◆ Kurze Übung 1
Schreibe aus der Auflistung genau die Zeilen ab, die mit der Zeile beginnen, die „legend-pressure-pt: Pt xyxy=(697,523,707,534)“ enthält, und mit der Zeile enden, die „ytick-label: 1000 xyxy=(113,685,138,696)“ enthält, wobei beide Zeilen dazugehören.
··· Auszug ···
Die Nichtigkeitsbeschwerde war daher zu verwerfen.

Das Schöffengericht verhängte über den Angeklagten nach dem § 133 Abs 2 StGB (a.F.) eine Freiheitsstrafe in der Dauer von einem Jahr und sah diese Strafe gemäß dem § 43 Abs 1 StGB unter Bestimmung einer Probezeit von drei Jahren bedingt nach. Bei der Strafbemessung wertete es keinen Umstand als erschwerend und berücksichtigte demgegenüber den bisher ordentlichen Wandel als mildernd.

Mit seiner Berufung strebt Heinz M*** die Herabsetzung der Freiheitsstrafe in Form der außerordentlichen Strafmilderung an. Die Berufung ist nicht begründet.

Die Art und Weise der vom Angeklagten zu verantwortenden Rechtsgutbeeinträchtigung läßt die Annahme eines atypischen, besonders gelagerten Falles, bei welchem die Unterschreitung der Untergrenze des gesetzlichen Strafrahmens im Wege der Anwendung des § 41 StGB vertretbar erschiene, nicht zu. Umstände, die eine derartige Maßnahme rechtfertigen könnten, wurden im Rechtsmittel auch nicht dargestellt.

Der Berufung konnte daher gleichfalls kein Erfolg beschieden sein.

Die Kostenentscheidung gründet sich auf die bezogene Gesetzesstelle.
···
◆ Kurze Übung 2
Gib aus dem Auszug den Abschnitt wortgetreu wieder, der mit den Worten „Die Art und“ beginnt und mit den Worten „auch nicht dargestellt.“ endet.
··· Bereitgestellte Auflistung ···
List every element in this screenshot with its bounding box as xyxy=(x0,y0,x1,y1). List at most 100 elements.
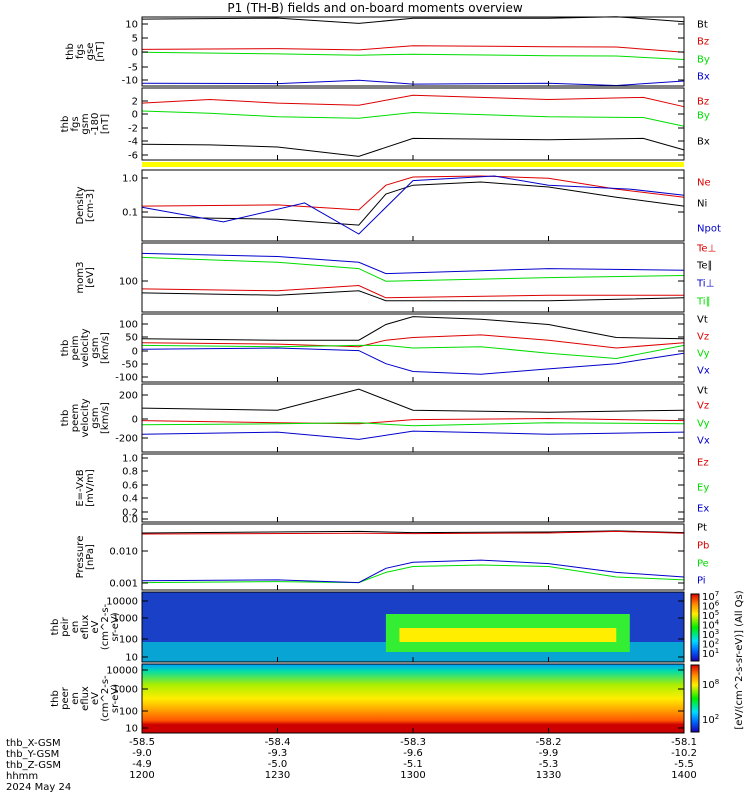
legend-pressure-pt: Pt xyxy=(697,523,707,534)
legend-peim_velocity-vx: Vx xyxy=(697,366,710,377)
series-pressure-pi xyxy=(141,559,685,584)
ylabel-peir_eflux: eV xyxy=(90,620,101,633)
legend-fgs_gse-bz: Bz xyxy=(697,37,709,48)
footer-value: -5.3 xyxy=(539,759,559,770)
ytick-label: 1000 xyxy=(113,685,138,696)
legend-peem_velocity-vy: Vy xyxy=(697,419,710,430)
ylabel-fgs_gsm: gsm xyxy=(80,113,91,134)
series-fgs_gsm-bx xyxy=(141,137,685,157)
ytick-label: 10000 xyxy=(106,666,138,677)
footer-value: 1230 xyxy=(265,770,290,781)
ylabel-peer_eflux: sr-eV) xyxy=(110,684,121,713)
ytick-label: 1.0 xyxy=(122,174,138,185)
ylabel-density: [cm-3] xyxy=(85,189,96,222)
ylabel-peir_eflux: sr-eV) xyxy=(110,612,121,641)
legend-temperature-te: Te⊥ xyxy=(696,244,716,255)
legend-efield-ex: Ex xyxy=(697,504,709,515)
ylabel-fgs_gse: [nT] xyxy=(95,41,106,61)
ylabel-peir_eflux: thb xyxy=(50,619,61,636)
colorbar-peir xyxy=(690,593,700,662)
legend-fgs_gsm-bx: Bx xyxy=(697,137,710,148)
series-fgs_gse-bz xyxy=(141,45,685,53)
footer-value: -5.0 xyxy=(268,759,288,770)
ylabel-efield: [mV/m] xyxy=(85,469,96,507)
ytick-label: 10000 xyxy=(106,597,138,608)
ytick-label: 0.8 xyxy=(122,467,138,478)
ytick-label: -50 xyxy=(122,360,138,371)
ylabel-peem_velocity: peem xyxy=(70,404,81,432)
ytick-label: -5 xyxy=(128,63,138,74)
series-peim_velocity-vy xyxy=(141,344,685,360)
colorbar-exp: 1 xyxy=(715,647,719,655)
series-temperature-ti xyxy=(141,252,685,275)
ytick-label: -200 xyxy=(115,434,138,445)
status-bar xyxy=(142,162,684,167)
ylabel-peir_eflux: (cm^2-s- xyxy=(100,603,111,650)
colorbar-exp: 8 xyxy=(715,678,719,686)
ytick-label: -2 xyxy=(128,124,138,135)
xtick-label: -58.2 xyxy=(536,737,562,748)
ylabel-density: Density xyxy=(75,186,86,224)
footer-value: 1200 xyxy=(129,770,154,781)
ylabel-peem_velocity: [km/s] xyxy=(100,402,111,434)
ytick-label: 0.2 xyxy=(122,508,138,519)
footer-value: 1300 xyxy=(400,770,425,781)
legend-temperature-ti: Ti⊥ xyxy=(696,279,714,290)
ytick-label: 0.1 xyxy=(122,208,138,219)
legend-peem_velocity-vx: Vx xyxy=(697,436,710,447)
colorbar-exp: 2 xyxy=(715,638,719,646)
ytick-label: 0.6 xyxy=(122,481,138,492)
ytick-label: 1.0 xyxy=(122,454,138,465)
···
◆ Vollständige Ausgabe 1
legend-pressure-pt: Pt xyxy=(697,523,707,534)
legend-peim_velocity-vx: Vx xyxy=(697,366,710,377)
series-pressure-pi xyxy=(141,559,685,584)
ylabel-peir_eflux: eV xyxy=(90,620,101,633)
legend-fgs_gse-bz: Bz xyxy=(697,37,709,48)
footer-value: -5.3 xyxy=(539,759,559,770)
ytick-label: 1000 xyxy=(113,685,138,696)

◆ Vollständige Ausgabe 2
Die Art und Weise der vom Angeklagten zu verantwortenden Rechtsgutbeeinträchtigung läßt die Annahme eines atypischen, besonders gelagerten Falles, bei welchem die Unterschreitung der Untergrenze des gesetzlichen Strafrahmens im Wege der Anwendung des § 41 StGB vertretbar erschiene, nicht zu. Umstände, die eine derartige Maßnahme rechtfertigen könnten, wurden im Rechtsmittel auch nicht dargestellt.